**Exercise brief**
Your task is to copy every line of the records below that contains "Sales".

----------

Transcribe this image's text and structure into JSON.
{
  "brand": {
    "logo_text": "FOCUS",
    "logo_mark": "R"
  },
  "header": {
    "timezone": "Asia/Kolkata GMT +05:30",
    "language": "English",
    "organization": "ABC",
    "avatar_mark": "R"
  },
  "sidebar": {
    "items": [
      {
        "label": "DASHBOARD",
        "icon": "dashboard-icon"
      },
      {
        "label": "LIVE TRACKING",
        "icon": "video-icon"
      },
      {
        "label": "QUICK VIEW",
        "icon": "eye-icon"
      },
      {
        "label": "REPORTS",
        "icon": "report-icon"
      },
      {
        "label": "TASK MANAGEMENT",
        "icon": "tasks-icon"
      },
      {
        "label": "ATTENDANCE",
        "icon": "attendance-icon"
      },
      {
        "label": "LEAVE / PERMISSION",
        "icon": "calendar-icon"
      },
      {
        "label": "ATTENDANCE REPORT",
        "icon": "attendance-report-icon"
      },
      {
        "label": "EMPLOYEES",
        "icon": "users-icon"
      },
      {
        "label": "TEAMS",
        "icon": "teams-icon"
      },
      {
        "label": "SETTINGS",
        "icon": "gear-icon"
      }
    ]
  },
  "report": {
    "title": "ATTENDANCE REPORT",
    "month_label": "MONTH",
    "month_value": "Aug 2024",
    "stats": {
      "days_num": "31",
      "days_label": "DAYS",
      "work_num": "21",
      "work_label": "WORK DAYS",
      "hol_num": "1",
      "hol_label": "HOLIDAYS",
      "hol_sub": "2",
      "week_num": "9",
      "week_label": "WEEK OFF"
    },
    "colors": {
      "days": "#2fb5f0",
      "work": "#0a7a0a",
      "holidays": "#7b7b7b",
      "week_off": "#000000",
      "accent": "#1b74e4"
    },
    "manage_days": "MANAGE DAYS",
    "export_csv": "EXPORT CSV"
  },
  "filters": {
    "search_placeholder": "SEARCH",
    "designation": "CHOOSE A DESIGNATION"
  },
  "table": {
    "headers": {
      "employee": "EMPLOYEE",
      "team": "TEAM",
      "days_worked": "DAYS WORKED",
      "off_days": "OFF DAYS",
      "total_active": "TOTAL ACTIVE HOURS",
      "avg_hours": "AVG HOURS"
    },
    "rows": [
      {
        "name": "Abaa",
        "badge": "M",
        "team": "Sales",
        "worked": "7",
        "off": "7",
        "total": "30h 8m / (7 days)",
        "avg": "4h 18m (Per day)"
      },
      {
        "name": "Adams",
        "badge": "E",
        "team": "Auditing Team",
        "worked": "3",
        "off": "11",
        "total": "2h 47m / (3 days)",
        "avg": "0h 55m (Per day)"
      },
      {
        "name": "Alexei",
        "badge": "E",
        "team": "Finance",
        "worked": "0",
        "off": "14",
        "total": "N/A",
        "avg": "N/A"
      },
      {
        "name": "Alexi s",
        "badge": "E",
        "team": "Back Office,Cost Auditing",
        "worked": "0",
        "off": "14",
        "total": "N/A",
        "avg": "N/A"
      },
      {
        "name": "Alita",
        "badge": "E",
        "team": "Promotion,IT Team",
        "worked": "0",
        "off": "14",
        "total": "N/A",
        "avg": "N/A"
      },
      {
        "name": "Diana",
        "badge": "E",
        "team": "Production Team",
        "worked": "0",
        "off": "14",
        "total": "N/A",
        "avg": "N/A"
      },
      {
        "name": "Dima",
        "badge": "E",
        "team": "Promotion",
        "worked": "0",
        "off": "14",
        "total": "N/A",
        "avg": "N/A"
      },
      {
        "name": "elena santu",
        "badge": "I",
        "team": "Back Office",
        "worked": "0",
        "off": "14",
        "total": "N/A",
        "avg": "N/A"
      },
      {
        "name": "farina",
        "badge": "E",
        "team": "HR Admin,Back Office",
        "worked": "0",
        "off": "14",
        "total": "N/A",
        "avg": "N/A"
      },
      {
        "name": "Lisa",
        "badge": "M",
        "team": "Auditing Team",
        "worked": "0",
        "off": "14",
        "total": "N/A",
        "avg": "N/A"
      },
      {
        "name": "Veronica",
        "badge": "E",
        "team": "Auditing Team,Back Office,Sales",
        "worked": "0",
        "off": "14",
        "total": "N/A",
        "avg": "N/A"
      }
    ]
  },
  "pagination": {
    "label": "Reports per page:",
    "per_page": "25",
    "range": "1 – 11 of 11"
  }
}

----------

**Result**
        "team": "Sales",
        "team": "Auditing Team,Back Office,Sales",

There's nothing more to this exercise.